_TO BE DONE_: Copy each line of the records that holds the string "trois".

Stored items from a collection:
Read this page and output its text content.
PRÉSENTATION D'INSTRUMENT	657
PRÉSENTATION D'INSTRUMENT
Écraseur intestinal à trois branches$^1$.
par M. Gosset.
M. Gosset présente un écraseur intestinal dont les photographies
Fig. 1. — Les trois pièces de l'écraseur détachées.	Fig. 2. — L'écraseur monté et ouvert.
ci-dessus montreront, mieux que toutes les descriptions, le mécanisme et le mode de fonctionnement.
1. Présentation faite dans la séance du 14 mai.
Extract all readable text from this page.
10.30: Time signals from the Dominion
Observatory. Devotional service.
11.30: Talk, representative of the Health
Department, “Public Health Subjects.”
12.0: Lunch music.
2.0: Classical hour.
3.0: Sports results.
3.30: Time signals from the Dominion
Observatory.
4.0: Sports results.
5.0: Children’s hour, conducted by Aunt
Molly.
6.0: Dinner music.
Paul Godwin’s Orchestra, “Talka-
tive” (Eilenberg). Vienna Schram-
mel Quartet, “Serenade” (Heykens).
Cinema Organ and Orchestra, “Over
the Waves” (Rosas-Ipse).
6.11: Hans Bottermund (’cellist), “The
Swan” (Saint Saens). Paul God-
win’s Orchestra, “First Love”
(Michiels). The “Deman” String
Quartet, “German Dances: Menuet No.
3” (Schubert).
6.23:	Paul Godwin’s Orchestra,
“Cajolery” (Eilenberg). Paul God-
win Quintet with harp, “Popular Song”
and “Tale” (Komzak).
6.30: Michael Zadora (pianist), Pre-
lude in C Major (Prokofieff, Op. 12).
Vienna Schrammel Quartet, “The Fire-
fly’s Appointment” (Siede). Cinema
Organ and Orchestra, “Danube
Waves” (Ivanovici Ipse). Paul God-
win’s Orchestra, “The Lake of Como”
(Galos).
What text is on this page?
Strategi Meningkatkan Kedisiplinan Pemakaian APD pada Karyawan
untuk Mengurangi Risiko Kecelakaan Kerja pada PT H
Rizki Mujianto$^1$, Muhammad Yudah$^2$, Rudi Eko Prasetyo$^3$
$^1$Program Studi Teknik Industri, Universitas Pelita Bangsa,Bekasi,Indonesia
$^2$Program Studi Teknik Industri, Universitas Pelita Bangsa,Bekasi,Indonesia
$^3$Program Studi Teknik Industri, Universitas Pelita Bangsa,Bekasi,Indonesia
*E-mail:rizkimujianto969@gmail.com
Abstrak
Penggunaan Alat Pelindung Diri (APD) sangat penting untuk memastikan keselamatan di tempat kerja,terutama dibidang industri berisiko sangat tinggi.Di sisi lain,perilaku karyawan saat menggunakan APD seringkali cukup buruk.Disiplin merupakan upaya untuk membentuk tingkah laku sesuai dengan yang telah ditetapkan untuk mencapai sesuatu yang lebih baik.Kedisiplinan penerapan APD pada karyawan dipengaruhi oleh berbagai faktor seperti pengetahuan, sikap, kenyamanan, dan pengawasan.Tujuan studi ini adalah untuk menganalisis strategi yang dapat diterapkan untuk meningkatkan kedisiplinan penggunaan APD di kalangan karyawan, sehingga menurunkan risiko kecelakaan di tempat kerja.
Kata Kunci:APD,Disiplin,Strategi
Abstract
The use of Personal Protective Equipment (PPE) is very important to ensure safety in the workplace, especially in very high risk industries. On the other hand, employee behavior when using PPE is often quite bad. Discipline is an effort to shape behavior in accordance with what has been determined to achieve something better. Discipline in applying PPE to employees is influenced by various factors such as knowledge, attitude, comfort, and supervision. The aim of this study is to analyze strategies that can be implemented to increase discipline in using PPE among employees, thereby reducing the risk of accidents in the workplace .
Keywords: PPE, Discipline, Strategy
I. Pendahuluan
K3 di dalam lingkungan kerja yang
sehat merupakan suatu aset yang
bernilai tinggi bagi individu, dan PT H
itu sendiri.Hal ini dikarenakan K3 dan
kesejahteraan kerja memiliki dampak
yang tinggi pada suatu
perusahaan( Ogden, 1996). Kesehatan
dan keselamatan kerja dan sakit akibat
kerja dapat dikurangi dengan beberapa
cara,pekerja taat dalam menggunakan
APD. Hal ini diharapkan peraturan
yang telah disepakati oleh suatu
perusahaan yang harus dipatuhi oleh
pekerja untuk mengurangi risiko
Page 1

_ANSWER FOR THIS EXERCISE_:
Écraseur intestinal à trois branches$^1$.
Fig. 1. — Les trois pièces de l'écraseur détachées.	Fig. 2. — L'écraseur monté et ouvert.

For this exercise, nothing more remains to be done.